::: Material shown

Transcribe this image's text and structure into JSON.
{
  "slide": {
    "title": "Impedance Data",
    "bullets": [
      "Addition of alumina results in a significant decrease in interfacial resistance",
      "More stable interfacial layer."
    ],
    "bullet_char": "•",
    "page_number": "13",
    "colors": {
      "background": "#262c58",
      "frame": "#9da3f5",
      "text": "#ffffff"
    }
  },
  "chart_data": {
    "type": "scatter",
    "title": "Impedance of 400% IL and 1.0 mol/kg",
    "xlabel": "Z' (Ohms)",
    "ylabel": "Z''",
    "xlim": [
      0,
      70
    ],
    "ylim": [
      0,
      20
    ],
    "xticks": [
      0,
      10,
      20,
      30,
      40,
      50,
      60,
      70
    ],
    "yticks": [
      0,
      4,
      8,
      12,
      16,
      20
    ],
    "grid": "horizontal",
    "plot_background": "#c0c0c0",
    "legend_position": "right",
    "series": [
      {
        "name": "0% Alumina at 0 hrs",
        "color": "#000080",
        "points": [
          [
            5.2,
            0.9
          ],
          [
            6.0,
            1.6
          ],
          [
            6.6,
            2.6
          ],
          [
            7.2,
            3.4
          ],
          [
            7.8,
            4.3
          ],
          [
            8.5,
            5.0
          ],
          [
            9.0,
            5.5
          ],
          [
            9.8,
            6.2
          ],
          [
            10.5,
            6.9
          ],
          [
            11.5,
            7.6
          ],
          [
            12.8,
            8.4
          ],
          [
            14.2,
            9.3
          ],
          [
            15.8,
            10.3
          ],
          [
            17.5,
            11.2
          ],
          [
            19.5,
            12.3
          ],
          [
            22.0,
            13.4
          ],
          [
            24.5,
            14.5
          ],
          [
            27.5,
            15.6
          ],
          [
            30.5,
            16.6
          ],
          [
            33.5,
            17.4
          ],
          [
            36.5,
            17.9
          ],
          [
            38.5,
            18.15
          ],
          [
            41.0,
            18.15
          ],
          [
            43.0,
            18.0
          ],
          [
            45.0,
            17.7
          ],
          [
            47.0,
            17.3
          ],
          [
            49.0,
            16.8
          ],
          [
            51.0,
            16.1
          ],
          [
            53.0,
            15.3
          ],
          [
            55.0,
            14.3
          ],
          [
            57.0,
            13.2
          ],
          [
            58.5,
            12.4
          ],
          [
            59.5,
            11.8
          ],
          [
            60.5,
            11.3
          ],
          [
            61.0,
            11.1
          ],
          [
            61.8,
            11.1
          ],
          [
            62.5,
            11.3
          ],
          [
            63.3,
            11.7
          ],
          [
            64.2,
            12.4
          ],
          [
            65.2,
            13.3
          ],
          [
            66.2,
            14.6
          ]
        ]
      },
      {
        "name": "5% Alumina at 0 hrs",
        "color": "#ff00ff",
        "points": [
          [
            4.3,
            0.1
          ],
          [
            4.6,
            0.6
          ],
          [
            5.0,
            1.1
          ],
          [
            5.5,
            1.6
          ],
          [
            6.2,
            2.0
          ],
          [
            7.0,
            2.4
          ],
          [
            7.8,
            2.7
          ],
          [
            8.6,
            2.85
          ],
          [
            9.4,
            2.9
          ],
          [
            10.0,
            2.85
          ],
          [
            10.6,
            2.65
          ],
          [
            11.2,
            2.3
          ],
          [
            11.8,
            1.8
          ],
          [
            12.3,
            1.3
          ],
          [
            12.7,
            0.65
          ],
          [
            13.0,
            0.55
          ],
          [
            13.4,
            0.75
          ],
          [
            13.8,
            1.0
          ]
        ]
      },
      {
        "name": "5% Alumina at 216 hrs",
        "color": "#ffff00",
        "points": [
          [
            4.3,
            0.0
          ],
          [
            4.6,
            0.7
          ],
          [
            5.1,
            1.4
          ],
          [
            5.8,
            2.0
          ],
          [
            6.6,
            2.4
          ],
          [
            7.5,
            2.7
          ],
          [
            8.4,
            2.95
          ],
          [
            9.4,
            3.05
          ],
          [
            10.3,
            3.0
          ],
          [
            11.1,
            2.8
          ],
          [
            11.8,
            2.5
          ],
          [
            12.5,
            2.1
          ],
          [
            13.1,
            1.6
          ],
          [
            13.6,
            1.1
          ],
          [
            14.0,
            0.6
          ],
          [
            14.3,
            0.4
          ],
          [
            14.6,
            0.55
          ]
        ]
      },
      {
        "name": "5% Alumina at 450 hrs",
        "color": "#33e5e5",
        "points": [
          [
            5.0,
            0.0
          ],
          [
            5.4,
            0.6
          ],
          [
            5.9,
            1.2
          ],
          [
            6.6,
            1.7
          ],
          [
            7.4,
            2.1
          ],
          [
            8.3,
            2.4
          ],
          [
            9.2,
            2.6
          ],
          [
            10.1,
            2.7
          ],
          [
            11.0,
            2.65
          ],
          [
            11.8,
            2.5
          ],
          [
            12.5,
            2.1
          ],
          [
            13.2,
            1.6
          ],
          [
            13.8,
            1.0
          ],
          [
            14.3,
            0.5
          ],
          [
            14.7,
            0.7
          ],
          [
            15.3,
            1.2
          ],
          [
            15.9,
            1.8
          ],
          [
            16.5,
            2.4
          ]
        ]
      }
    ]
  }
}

::::::

→ **Aim**
Above are some records. Print them all exactly.

→ **The result**
Transcribe this image's text and structure into JSON.
{
  "slide": {
    "title": "Impedance Data",
    "bullets": [
      "Addition of alumina results in a significant decrease in interfacial resistance",
      "More stable interfacial layer."
    ],
    "bullet_char": "•",
    "page_number": "13",
    "colors": {
      "background": "#262c58",
      "frame": "#9da3f5",
      "text": "#ffffff"
    }
  },
  "chart_data": {
    "type": "scatter",
    "title": "Impedance of 400% IL and 1.0 mol/kg",
    "xlabel": "Z' (Ohms)",
    "ylabel": "Z''",
    "xlim": [
      0,
      70
    ],
    "ylim": [
      0,
      20
    ],
    "xticks": [
      0,
      10,
      20,
      30,
      40,
      50,
      60,
      70
    ],
    "yticks": [
      0,
      4,
      8,
      12,
      16,
      20
    ],
    "grid": "horizontal",
    "plot_background": "#c0c0c0",
    "legend_position": "right",
    "series": [
      {
        "name": "0% Alumina at 0 hrs",
        "color": "#000080",
        "points": [
          [
            5.2,
            0.9
          ],
          [
            6.0,
            1.6
          ],
          [
            6.6,
            2.6
          ],
          [
            7.2,
            3.4
          ],
          [
            7.8,
            4.3
          ],
          [
            8.5,
            5.0
          ],
          [
            9.0,
            5.5
          ],
          [
            9.8,
            6.2
          ],
          [
            10.5,
            6.9
          ],
          [
            11.5,
            7.6
          ],
          [
            12.8,
            8.4
          ],
          [
            14.2,
            9.3
          ],
          [
            15.8,
            10.3
          ],
          [
            17.5,
            11.2
          ],
          [
            19.5,
            12.3
          ],
          [
            22.0,
            13.4
          ],
          [
            24.5,
            14.5
          ],
          [
            27.5,
            15.6
          ],
          [
            30.5,
            16.6
          ],
          [
            33.5,
            17.4
          ],
          [
            36.5,
            17.9
          ],
          [
            38.5,
            18.15
          ],
          [
            41.0,
            18.15
          ],
          [
            43.0,
            18.0
          ],
          [
            45.0,
            17.7
          ],
          [
            47.0,
            17.3
          ],
          [
            49.0,
            16.8
          ],
          [
            51.0,
            16.1
          ],
          [
            53.0,
            15.3
          ],
          [
            55.0,
            14.3
          ],
          [
            57.0,
            13.2
          ],
          [
            58.5,
            12.4
          ],
          [
            59.5,
            11.8
          ],
          [
            60.5,
            11.3
          ],
          [
            61.0,
            11.1
          ],
          [
            61.8,
            11.1
          ],
          [
            62.5,
            11.3
          ],
          [
            63.3,
            11.7
          ],
          [
            64.2,
            12.4
          ],
          [
            65.2,
            13.3
          ],
          [
            66.2,
            14.6
          ]
        ]
      },
      {
        "name": "5% Alumina at 0 hrs",
        "color": "#ff00ff",
        "points": [
          [
            4.3,
            0.1
          ],
          [
            4.6,
            0.6
          ],
          [
            5.0,
            1.1
          ],
          [
            5.5,
            1.6
          ],
          [
            6.2,
            2.0
          ],
          [
            7.0,
            2.4
          ],
          [
            7.8,
            2.7
          ],
          [
            8.6,
            2.85
          ],
          [
            9.4,
            2.9
          ],
          [
            10.0,
            2.85
          ],
          [
            10.6,
            2.65
          ],
          [
            11.2,
            2.3
          ],
          [
            11.8,
            1.8
          ],
          [
            12.3,
            1.3
          ],
          [
            12.7,
            0.65
          ],
          [
            13.0,
            0.55
          ],
          [
            13.4,
            0.75
          ],
          [
            13.8,
            1.0
          ]
        ]
      },
      {
        "name": "5% Alumina at 216 hrs",
        "color": "#ffff00",
        "points": [
          [
            4.3,
            0.0
          ],
          [
            4.6,
            0.7
          ],
          [
            5.1,
            1.4
          ],
          [
            5.8,
            2.0
          ],
          [
            6.6,
            2.4
          ],
          [
            7.5,
            2.7
          ],
          [
            8.4,
            2.95
          ],
          [
            9.4,
            3.05
          ],
          [
            10.3,
            3.0
          ],
          [
            11.1,
            2.8
          ],
          [
            11.8,
            2.5
          ],
          [
            12.5,
            2.1
          ],
          [
            13.1,
            1.6
          ],
          [
            13.6,
            1.1
          ],
          [
            14.0,
            0.6
          ],
          [
            14.3,
            0.4
          ],
          [
            14.6,
            0.55
          ]
        ]
      },
      {
        "name": "5% Alumina at 450 hrs",
        "color": "#33e5e5",
        "points": [
          [
            5.0,
            0.0
          ],
          [
            5.4,
            0.6
          ],
          [
            5.9,
            1.2
          ],
          [
            6.6,
            1.7
          ],
          [
            7.4,
            2.1
          ],
          [
            8.3,
            2.4
          ],
          [
            9.2,
            2.6
          ],
          [
            10.1,
            2.7
          ],
          [
            11.0,
            2.65
          ],
          [
            11.8,
            2.5
          ],
          [
            12.5,
            2.1
          ],
          [
            13.2,
            1.6
          ],
          [
            13.8,
            1.0
          ],
          [
            14.3,
            0.5
          ],
          [
            14.7,
            0.7
          ],
          [
            15.3,
            1.2
          ],
          [
            15.9,
            1.8
          ],
          [
            16.5,
            2.4
          ]
        ]
      }
    ]
  }
}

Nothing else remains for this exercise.